▶ WHAT TO WORK ON: Could you copy every line from the material below in which "vertical" appears?

▶ PROVIDED DATA:
------------------------------------------------------------

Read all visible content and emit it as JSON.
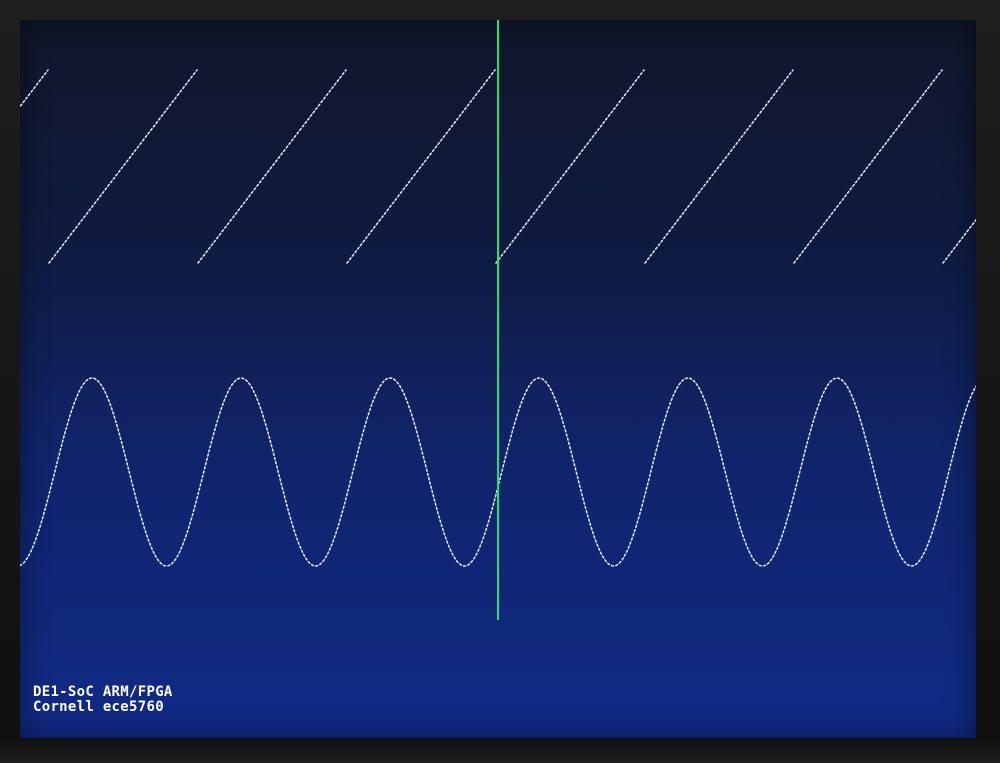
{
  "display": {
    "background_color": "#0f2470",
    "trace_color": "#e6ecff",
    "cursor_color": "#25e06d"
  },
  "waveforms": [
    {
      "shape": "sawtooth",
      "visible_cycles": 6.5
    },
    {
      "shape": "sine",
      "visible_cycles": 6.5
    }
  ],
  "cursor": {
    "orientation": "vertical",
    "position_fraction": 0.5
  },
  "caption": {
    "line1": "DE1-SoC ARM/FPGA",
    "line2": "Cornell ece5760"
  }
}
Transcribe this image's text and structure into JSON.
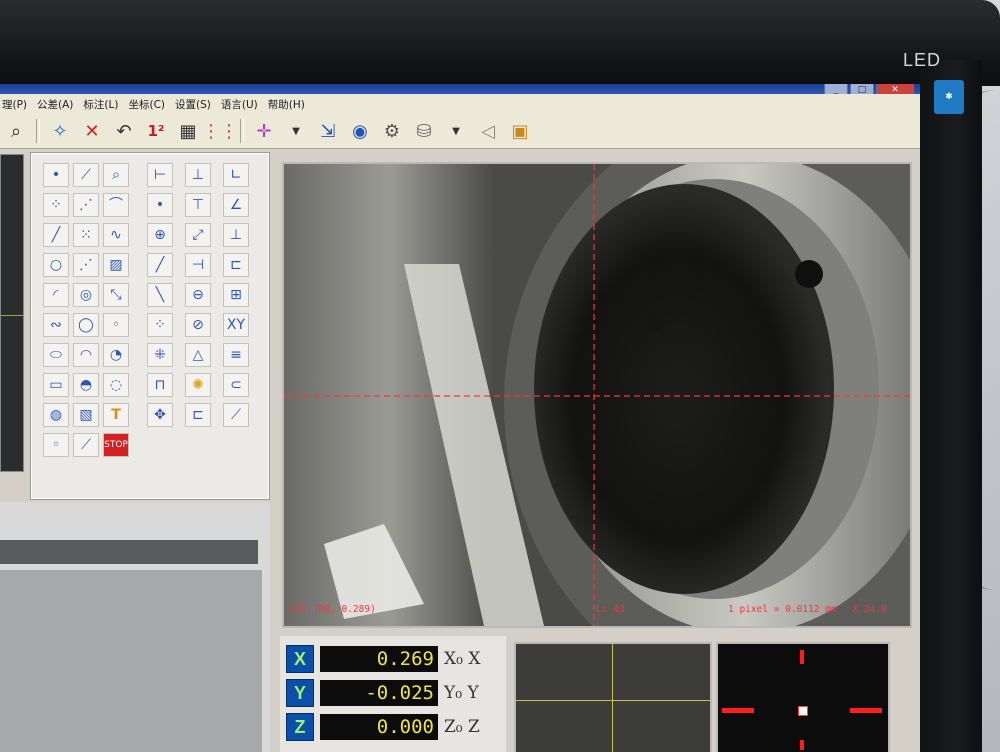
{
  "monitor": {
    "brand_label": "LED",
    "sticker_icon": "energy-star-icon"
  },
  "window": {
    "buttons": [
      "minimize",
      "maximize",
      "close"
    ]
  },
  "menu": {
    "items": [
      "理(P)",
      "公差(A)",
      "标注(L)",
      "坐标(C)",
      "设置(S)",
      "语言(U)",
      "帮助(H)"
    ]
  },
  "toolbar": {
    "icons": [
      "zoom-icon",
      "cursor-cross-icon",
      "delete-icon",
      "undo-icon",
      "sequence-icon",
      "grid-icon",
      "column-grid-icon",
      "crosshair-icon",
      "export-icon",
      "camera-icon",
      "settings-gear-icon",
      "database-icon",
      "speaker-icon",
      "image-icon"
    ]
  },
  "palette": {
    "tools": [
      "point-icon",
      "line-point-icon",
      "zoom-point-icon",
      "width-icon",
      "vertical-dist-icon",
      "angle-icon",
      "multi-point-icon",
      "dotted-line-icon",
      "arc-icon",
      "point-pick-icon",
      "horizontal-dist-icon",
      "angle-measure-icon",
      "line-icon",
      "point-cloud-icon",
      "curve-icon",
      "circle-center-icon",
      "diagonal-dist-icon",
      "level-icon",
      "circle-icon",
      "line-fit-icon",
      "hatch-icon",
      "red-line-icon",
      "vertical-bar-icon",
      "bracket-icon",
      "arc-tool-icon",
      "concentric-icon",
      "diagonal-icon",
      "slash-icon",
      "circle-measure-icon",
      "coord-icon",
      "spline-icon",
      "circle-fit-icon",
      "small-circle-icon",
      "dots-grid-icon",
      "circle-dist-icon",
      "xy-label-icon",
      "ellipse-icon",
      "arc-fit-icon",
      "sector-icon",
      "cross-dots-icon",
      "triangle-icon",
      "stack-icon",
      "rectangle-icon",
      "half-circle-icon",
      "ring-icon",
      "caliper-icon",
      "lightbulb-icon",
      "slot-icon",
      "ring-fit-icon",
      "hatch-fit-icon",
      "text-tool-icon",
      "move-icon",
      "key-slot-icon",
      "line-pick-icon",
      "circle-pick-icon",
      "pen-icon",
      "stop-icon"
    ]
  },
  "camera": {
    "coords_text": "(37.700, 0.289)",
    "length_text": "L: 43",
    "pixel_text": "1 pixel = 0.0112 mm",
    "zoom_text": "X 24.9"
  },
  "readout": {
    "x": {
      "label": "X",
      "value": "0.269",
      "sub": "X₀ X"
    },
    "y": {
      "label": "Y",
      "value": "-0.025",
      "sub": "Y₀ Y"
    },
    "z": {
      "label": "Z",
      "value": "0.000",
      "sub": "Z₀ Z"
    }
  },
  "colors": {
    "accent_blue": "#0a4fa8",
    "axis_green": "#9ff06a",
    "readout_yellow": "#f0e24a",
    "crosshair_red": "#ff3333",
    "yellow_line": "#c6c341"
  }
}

------------------------------------------------------------

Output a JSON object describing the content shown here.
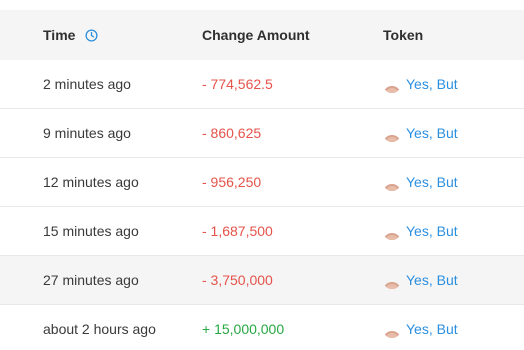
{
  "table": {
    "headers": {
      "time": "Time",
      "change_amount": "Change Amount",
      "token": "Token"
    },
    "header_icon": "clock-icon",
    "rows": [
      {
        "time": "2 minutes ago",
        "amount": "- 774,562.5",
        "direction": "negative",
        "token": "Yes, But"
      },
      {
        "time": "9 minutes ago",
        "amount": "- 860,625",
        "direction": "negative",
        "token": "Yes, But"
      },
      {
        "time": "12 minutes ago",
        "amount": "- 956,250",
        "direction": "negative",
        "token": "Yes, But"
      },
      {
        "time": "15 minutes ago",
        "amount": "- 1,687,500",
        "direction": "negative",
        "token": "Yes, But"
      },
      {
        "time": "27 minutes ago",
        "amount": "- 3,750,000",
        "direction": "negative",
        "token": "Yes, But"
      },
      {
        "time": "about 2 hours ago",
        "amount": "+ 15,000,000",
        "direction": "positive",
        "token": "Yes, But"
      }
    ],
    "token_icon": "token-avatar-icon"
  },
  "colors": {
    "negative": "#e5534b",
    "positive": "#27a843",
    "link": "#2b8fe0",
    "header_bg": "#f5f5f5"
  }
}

------------------------------------------------------------

▶ ANSWER TO THE PROBLEM:
    "orientation": "vertical",
      "vertical-dist-icon",
      "vertical-bar-icon",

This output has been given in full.